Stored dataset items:
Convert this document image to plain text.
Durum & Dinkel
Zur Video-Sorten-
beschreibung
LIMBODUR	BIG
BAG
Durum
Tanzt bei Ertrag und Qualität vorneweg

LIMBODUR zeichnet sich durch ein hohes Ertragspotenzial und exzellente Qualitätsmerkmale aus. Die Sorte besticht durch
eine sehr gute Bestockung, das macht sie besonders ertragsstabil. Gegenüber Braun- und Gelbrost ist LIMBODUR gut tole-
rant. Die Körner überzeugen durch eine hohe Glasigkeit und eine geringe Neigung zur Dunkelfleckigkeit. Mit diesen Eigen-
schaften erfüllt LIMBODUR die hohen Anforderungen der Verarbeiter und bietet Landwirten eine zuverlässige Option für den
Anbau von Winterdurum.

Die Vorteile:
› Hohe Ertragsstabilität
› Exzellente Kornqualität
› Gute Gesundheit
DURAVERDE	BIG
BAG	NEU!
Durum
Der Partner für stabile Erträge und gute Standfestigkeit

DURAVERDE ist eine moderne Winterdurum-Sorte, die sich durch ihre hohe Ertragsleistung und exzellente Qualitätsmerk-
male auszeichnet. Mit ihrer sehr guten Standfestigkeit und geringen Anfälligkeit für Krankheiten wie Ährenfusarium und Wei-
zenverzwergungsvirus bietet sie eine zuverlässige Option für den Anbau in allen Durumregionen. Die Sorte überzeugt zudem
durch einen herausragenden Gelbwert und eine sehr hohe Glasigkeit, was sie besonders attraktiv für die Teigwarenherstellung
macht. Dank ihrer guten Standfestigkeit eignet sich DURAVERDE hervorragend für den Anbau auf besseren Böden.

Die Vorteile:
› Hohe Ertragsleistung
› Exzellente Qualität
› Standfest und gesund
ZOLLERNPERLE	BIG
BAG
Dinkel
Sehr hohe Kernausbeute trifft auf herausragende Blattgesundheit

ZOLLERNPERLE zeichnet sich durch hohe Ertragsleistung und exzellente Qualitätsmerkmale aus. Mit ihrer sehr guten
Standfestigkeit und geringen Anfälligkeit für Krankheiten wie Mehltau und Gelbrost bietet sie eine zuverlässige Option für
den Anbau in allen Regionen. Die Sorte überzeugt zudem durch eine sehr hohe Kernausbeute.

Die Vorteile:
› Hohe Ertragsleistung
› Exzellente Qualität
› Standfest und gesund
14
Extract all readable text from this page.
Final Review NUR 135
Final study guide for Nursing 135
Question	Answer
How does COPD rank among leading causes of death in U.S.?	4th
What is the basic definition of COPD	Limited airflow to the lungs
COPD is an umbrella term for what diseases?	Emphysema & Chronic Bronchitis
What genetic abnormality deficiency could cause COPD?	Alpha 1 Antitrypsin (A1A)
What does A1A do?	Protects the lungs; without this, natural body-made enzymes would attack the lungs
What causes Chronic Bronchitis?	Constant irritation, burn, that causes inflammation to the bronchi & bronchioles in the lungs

**About this task**
All of the data above is to be transcribed without alteration.

**Problem solution**
Convert this document image to plain text.
Durum & Dinkel
Zur Video-Sorten-
beschreibung
LIMBODUR	BIG
BAG
Durum
Tanzt bei Ertrag und Qualität vorneweg

LIMBODUR zeichnet sich durch ein hohes Ertragspotenzial und exzellente Qualitätsmerkmale aus. Die Sorte besticht durch
eine sehr gute Bestockung, das macht sie besonders ertragsstabil. Gegenüber Braun- und Gelbrost ist LIMBODUR gut tole-
rant. Die Körner überzeugen durch eine hohe Glasigkeit und eine geringe Neigung zur Dunkelfleckigkeit. Mit diesen Eigen-
schaften erfüllt LIMBODUR die hohen Anforderungen der Verarbeiter und bietet Landwirten eine zuverlässige Option für den
Anbau von Winterdurum.

Die Vorteile:
› Hohe Ertragsstabilität
› Exzellente Kornqualität
› Gute Gesundheit
DURAVERDE	BIG
BAG	NEU!
Durum
Der Partner für stabile Erträge und gute Standfestigkeit

DURAVERDE ist eine moderne Winterdurum-Sorte, die sich durch ihre hohe Ertragsleistung und exzellente Qualitätsmerk-
male auszeichnet. Mit ihrer sehr guten Standfestigkeit und geringen Anfälligkeit für Krankheiten wie Ährenfusarium und Wei-
zenverzwergungsvirus bietet sie eine zuverlässige Option für den Anbau in allen Durumregionen. Die Sorte überzeugt zudem
durch einen herausragenden Gelbwert und eine sehr hohe Glasigkeit, was sie besonders attraktiv für die Teigwarenherstellung
macht. Dank ihrer guten Standfestigkeit eignet sich DURAVERDE hervorragend für den Anbau auf besseren Böden.

Die Vorteile:
› Hohe Ertragsleistung
› Exzellente Qualität
› Standfest und gesund
ZOLLERNPERLE	BIG
BAG
Dinkel
Sehr hohe Kernausbeute trifft auf herausragende Blattgesundheit

ZOLLERNPERLE zeichnet sich durch hohe Ertragsleistung und exzellente Qualitätsmerkmale aus. Mit ihrer sehr guten
Standfestigkeit und geringen Anfälligkeit für Krankheiten wie Mehltau und Gelbrost bietet sie eine zuverlässige Option für
den Anbau in allen Regionen. Die Sorte überzeugt zudem durch eine sehr hohe Kernausbeute.

Die Vorteile:
› Hohe Ertragsleistung
› Exzellente Qualität
› Standfest und gesund
14
Extract all readable text from this page.
Final Review NUR 135
Final study guide for Nursing 135
Question	Answer
How does COPD rank among leading causes of death in U.S.?	4th
What is the basic definition of COPD	Limited airflow to the lungs
COPD is an umbrella term for what diseases?	Emphysema & Chronic Bronchitis
What genetic abnormality deficiency could cause COPD?	Alpha 1 Antitrypsin (A1A)
What does A1A do?	Protects the lungs; without this, natural body-made enzymes would attack the lungs
What causes Chronic Bronchitis?	Constant irritation, burn, that causes inflammation to the bronchi & bronchioles in the lungs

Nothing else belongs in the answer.